* _Problem to solve_: State only how many lines below include the string "come".

Stored items:
────────────────────

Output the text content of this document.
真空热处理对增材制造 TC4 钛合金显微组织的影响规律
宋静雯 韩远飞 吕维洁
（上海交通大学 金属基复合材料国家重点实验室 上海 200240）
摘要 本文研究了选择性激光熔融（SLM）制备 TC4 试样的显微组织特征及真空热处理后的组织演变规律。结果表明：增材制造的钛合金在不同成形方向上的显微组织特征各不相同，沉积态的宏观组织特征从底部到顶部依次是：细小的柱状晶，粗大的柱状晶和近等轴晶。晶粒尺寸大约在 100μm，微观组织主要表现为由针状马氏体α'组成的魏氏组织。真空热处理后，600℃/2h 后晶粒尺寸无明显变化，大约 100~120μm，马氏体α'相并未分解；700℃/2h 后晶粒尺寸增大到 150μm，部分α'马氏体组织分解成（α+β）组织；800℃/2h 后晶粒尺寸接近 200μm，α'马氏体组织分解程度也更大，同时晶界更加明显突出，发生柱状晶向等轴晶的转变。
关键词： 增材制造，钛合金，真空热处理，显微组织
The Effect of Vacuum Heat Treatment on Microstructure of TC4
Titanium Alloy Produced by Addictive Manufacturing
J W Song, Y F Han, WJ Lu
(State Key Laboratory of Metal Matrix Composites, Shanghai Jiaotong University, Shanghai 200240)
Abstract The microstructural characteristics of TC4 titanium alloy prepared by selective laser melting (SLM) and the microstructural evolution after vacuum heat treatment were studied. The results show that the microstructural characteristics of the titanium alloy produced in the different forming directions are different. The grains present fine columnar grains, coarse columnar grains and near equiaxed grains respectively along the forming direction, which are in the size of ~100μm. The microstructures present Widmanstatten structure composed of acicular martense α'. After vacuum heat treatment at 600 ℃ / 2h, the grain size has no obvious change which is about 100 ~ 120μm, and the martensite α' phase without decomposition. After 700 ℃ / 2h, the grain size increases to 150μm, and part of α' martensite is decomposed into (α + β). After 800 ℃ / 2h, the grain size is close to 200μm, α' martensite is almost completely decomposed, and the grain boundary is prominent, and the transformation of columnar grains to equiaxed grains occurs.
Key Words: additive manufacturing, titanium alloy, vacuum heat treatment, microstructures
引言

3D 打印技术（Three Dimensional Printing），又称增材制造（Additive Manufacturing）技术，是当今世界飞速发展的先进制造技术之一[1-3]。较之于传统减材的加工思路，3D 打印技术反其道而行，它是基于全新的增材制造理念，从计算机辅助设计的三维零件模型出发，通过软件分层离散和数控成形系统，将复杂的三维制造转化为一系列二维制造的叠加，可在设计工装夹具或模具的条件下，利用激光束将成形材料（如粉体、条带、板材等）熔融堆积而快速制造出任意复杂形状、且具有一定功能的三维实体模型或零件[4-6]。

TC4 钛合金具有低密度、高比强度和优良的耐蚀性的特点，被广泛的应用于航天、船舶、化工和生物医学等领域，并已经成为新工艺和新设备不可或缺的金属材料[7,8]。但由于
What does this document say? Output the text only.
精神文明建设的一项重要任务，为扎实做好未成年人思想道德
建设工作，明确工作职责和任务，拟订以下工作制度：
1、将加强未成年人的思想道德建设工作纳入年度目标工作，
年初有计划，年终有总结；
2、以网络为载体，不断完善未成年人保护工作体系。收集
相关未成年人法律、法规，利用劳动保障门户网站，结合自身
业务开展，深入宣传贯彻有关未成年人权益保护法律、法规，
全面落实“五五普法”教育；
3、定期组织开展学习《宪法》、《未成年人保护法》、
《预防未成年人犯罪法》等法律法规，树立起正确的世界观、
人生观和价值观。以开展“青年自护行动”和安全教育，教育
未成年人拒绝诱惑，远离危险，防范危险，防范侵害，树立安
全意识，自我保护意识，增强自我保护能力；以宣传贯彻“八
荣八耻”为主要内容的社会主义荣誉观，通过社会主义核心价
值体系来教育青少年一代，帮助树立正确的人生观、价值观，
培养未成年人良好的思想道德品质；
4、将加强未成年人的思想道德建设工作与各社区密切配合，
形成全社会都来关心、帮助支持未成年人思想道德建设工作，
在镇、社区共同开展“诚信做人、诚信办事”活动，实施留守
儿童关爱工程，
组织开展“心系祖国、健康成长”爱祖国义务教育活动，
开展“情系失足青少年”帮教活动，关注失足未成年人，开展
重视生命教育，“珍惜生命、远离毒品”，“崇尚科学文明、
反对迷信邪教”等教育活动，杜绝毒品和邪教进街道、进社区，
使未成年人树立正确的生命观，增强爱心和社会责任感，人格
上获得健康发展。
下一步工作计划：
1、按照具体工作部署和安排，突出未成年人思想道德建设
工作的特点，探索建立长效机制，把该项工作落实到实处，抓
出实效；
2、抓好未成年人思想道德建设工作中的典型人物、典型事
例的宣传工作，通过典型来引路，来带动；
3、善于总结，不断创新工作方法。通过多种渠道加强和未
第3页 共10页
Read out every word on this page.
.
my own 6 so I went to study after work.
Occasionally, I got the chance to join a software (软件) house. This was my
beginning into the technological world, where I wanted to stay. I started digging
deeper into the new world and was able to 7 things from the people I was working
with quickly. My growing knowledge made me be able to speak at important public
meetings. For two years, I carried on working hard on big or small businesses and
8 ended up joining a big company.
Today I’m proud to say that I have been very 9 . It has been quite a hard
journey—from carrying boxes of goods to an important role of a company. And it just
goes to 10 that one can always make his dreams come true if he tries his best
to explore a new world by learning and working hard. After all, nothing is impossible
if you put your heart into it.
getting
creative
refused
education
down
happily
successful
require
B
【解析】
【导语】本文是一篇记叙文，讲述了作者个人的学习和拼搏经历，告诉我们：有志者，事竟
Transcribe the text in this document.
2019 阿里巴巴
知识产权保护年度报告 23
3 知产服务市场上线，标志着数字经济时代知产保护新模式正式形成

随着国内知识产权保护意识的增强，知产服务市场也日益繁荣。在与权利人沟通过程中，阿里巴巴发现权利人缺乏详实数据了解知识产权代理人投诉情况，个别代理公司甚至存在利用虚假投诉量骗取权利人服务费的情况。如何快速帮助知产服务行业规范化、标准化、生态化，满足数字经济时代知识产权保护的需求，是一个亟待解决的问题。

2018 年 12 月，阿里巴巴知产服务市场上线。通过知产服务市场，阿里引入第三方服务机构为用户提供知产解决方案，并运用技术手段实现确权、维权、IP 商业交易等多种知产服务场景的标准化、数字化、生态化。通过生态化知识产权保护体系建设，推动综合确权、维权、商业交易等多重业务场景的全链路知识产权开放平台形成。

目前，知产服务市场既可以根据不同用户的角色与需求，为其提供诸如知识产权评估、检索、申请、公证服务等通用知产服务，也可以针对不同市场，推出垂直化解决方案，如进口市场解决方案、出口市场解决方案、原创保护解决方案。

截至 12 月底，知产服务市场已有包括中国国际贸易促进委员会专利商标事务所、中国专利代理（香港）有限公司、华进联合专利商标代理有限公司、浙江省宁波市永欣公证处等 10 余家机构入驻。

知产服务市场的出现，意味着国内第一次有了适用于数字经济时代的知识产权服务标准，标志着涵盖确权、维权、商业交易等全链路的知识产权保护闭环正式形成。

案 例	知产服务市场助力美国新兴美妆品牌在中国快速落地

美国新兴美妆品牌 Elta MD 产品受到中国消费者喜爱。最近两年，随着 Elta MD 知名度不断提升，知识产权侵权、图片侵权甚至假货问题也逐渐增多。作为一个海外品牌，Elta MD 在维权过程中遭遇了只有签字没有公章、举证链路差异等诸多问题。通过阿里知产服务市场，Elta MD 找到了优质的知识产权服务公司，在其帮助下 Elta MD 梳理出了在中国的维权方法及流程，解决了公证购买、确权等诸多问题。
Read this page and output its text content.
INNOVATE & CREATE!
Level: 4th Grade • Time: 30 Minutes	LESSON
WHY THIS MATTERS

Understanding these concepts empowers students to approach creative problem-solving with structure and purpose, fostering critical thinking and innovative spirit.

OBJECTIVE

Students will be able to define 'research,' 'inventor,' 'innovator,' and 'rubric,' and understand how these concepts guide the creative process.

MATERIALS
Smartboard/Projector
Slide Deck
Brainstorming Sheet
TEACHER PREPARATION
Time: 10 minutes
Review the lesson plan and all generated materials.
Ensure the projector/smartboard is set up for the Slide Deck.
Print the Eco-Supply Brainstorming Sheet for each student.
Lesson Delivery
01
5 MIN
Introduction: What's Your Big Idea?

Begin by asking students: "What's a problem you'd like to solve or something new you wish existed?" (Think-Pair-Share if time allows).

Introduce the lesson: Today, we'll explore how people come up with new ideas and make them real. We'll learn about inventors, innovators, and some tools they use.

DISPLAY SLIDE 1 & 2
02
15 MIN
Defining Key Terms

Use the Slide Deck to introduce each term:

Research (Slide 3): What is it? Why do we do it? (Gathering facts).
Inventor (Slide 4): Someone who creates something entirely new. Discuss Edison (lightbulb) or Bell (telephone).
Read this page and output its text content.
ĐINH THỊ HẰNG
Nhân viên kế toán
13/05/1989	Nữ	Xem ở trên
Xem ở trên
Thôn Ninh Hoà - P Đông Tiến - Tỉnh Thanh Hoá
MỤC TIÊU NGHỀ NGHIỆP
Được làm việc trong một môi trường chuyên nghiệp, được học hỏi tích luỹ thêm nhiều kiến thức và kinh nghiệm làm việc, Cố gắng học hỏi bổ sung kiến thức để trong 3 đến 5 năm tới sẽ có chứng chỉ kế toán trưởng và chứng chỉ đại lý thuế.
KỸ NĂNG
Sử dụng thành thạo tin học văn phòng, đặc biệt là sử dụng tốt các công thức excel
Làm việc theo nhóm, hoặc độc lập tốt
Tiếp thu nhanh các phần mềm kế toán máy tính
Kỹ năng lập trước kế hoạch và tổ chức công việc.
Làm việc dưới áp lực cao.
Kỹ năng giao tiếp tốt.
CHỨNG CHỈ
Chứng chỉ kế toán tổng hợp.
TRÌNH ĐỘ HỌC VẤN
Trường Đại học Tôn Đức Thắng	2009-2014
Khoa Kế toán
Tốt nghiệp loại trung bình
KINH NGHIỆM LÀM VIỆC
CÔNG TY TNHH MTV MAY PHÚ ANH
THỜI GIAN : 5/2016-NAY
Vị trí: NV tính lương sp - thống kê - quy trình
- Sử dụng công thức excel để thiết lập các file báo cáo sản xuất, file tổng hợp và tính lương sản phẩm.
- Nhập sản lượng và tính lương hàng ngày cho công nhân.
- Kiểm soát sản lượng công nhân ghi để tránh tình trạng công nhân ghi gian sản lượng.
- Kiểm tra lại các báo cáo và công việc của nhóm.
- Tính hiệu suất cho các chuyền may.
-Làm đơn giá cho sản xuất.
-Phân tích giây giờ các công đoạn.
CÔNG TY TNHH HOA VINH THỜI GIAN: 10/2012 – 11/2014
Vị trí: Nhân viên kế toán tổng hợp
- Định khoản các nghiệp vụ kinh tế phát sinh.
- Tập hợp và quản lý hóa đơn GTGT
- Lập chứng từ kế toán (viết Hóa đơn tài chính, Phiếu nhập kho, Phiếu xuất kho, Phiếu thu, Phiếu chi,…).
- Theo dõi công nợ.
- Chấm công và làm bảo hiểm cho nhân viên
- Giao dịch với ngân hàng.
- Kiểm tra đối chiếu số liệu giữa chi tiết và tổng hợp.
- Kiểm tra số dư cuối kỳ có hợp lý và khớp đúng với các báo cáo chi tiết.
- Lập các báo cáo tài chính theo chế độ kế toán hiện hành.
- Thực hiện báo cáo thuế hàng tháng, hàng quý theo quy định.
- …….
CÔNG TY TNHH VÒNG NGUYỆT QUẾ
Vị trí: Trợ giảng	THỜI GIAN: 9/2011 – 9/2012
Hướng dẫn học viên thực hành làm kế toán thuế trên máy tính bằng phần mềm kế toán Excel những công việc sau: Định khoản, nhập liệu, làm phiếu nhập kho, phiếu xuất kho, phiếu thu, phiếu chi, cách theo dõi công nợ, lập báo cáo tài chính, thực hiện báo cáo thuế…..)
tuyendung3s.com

────────────────────

* _Output for this task_: 2